STATED TASK. Would you extract the whole listing below and retype it exactly?

LISTED RECORDS.
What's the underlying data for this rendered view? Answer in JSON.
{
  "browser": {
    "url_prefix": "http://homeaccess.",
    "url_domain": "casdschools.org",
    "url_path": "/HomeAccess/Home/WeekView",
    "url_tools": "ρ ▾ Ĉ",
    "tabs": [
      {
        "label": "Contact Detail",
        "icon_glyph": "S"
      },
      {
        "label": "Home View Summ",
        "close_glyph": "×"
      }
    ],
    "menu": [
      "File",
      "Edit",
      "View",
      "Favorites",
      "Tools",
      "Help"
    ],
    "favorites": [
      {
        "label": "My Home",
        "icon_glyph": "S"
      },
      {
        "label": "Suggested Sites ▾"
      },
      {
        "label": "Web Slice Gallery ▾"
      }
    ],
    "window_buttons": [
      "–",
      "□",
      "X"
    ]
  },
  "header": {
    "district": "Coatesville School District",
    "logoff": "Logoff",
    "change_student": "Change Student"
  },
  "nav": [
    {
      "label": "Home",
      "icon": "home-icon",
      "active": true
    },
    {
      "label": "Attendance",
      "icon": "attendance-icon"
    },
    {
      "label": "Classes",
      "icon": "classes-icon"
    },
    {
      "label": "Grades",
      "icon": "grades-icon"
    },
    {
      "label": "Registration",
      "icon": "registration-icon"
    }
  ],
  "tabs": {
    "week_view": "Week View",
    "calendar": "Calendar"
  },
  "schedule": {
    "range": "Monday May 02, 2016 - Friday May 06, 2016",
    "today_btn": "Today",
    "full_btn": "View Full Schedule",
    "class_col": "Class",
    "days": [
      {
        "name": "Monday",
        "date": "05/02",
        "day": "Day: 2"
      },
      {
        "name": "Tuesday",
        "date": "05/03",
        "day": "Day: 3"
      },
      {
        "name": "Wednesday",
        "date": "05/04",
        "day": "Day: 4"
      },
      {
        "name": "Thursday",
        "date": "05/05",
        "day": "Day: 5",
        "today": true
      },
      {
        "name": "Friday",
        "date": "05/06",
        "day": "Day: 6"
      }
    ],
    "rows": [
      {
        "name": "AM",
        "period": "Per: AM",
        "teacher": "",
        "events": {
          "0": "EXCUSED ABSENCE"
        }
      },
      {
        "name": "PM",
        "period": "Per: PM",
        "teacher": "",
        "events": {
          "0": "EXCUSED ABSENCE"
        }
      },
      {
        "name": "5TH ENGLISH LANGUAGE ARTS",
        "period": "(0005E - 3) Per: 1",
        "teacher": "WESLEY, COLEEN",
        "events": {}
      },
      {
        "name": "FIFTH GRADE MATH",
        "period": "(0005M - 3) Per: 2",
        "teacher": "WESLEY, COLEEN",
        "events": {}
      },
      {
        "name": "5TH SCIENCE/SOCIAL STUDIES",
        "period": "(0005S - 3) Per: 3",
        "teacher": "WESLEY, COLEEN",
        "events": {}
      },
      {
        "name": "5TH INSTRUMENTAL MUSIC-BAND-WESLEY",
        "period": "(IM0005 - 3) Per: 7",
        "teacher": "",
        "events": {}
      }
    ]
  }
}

CORRECT OUTPUT.
What's the underlying data for this rendered view? Answer in JSON.
{
  "browser": {
    "url_prefix": "http://homeaccess.",
    "url_domain": "casdschools.org",
    "url_path": "/HomeAccess/Home/WeekView",
    "url_tools": "ρ ▾ Ĉ",
    "tabs": [
      {
        "label": "Contact Detail",
        "icon_glyph": "S"
      },
      {
        "label": "Home View Summ",
        "close_glyph": "×"
      }
    ],
    "menu": [
      "File",
      "Edit",
      "View",
      "Favorites",
      "Tools",
      "Help"
    ],
    "favorites": [
      {
        "label": "My Home",
        "icon_glyph": "S"
      },
      {
        "label": "Suggested Sites ▾"
      },
      {
        "label": "Web Slice Gallery ▾"
      }
    ],
    "window_buttons": [
      "–",
      "□",
      "X"
    ]
  },
  "header": {
    "district": "Coatesville School District",
    "logoff": "Logoff",
    "change_student": "Change Student"
  },
  "nav": [
    {
      "label": "Home",
      "icon": "home-icon",
      "active": true
    },
    {
      "label": "Attendance",
      "icon": "attendance-icon"
    },
    {
      "label": "Classes",
      "icon": "classes-icon"
    },
    {
      "label": "Grades",
      "icon": "grades-icon"
    },
    {
      "label": "Registration",
      "icon": "registration-icon"
    }
  ],
  "tabs": {
    "week_view": "Week View",
    "calendar": "Calendar"
  },
  "schedule": {
    "range": "Monday May 02, 2016 - Friday May 06, 2016",
    "today_btn": "Today",
    "full_btn": "View Full Schedule",
    "class_col": "Class",
    "days": [
      {
        "name": "Monday",
        "date": "05/02",
        "day": "Day: 2"
      },
      {
        "name": "Tuesday",
        "date": "05/03",
        "day": "Day: 3"
      },
      {
        "name": "Wednesday",
        "date": "05/04",
        "day": "Day: 4"
      },
      {
        "name": "Thursday",
        "date": "05/05",
        "day": "Day: 5",
        "today": true
      },
      {
        "name": "Friday",
        "date": "05/06",
        "day": "Day: 6"
      }
    ],
    "rows": [
      {
        "name": "AM",
        "period": "Per: AM",
        "teacher": "",
        "events": {
          "0": "EXCUSED ABSENCE"
        }
      },
      {
        "name": "PM",
        "period": "Per: PM",
        "teacher": "",
        "events": {
          "0": "EXCUSED ABSENCE"
        }
      },
      {
        "name": "5TH ENGLISH LANGUAGE ARTS",
        "period": "(0005E - 3) Per: 1",
        "teacher": "WESLEY, COLEEN",
        "events": {}
      },
      {
        "name": "FIFTH GRADE MATH",
        "period": "(0005M - 3) Per: 2",
        "teacher": "WESLEY, COLEEN",
        "events": {}
      },
      {
        "name": "5TH SCIENCE/SOCIAL STUDIES",
        "period": "(0005S - 3) Per: 3",
        "teacher": "WESLEY, COLEEN",
        "events": {}
      },
      {
        "name": "5TH INSTRUMENTAL MUSIC-BAND-WESLEY",
        "period": "(IM0005 - 3) Per: 7",
        "teacher": "",
        "events": {}
      }
    ]
  }
}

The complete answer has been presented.